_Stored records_
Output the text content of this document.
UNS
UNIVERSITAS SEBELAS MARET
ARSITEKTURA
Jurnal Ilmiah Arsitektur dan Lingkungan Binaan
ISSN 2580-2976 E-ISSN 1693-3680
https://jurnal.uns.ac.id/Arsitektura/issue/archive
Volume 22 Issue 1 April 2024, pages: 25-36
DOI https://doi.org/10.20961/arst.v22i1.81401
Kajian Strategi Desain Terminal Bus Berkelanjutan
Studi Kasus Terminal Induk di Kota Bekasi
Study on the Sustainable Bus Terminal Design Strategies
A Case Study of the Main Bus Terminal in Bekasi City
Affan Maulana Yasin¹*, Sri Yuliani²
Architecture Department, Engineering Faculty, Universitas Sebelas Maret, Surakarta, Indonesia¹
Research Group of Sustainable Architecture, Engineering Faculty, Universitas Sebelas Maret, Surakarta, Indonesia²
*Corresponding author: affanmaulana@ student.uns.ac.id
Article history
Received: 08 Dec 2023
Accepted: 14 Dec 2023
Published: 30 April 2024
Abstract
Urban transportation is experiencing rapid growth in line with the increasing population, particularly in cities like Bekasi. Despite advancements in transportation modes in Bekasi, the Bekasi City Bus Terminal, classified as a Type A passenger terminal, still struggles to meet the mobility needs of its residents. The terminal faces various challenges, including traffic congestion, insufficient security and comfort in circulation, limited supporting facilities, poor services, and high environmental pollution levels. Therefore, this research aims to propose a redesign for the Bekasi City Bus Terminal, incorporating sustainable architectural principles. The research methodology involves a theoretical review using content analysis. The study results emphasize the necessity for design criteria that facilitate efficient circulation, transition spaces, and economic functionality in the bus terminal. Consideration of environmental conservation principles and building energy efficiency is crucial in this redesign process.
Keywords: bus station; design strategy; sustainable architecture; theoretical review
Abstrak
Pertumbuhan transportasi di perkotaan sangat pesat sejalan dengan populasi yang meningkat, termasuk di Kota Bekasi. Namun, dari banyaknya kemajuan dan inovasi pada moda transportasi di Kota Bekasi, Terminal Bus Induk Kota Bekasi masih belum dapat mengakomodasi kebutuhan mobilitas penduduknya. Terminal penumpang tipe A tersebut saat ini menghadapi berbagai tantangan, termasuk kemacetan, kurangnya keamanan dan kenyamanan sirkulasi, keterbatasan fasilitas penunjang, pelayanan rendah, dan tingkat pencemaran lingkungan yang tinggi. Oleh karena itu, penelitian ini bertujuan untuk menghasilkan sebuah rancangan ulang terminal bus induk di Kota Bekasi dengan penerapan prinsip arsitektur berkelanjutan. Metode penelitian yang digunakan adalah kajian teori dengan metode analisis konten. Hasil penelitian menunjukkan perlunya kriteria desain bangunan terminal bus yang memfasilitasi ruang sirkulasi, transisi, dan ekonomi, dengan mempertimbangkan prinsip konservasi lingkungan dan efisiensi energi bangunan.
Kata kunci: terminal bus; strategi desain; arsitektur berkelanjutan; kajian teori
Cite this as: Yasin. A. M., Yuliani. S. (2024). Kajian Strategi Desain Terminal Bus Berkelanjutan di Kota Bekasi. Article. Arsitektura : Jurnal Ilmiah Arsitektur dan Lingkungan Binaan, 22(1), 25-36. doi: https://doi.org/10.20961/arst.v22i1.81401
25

_WHAT IS NEEDED_
Each record should come back exactly as written.

_COMPLETED TASK_
Output the text content of this document.
UNS
UNIVERSITAS SEBELAS MARET
ARSITEKTURA
Jurnal Ilmiah Arsitektur dan Lingkungan Binaan
ISSN 2580-2976 E-ISSN 1693-3680
https://jurnal.uns.ac.id/Arsitektura/issue/archive
Volume 22 Issue 1 April 2024, pages: 25-36
DOI https://doi.org/10.20961/arst.v22i1.81401
Kajian Strategi Desain Terminal Bus Berkelanjutan
Studi Kasus Terminal Induk di Kota Bekasi
Study on the Sustainable Bus Terminal Design Strategies
A Case Study of the Main Bus Terminal in Bekasi City
Affan Maulana Yasin¹*, Sri Yuliani²
Architecture Department, Engineering Faculty, Universitas Sebelas Maret, Surakarta, Indonesia¹
Research Group of Sustainable Architecture, Engineering Faculty, Universitas Sebelas Maret, Surakarta, Indonesia²
*Corresponding author: affanmaulana@ student.uns.ac.id
Article history
Received: 08 Dec 2023
Accepted: 14 Dec 2023
Published: 30 April 2024
Abstract
Urban transportation is experiencing rapid growth in line with the increasing population, particularly in cities like Bekasi. Despite advancements in transportation modes in Bekasi, the Bekasi City Bus Terminal, classified as a Type A passenger terminal, still struggles to meet the mobility needs of its residents. The terminal faces various challenges, including traffic congestion, insufficient security and comfort in circulation, limited supporting facilities, poor services, and high environmental pollution levels. Therefore, this research aims to propose a redesign for the Bekasi City Bus Terminal, incorporating sustainable architectural principles. The research methodology involves a theoretical review using content analysis. The study results emphasize the necessity for design criteria that facilitate efficient circulation, transition spaces, and economic functionality in the bus terminal. Consideration of environmental conservation principles and building energy efficiency is crucial in this redesign process.
Keywords: bus station; design strategy; sustainable architecture; theoretical review
Abstrak
Pertumbuhan transportasi di perkotaan sangat pesat sejalan dengan populasi yang meningkat, termasuk di Kota Bekasi. Namun, dari banyaknya kemajuan dan inovasi pada moda transportasi di Kota Bekasi, Terminal Bus Induk Kota Bekasi masih belum dapat mengakomodasi kebutuhan mobilitas penduduknya. Terminal penumpang tipe A tersebut saat ini menghadapi berbagai tantangan, termasuk kemacetan, kurangnya keamanan dan kenyamanan sirkulasi, keterbatasan fasilitas penunjang, pelayanan rendah, dan tingkat pencemaran lingkungan yang tinggi. Oleh karena itu, penelitian ini bertujuan untuk menghasilkan sebuah rancangan ulang terminal bus induk di Kota Bekasi dengan penerapan prinsip arsitektur berkelanjutan. Metode penelitian yang digunakan adalah kajian teori dengan metode analisis konten. Hasil penelitian menunjukkan perlunya kriteria desain bangunan terminal bus yang memfasilitasi ruang sirkulasi, transisi, dan ekonomi, dengan mempertimbangkan prinsip konservasi lingkungan dan efisiensi energi bangunan.
Kata kunci: terminal bus; strategi desain; arsitektur berkelanjutan; kajian teori
Cite this as: Yasin. A. M., Yuliani. S. (2024). Kajian Strategi Desain Terminal Bus Berkelanjutan di Kota Bekasi. Article. Arsitektura : Jurnal Ilmiah Arsitektur dan Lingkungan Binaan, 22(1), 25-36. doi: https://doi.org/10.20961/arst.v22i1.81401
25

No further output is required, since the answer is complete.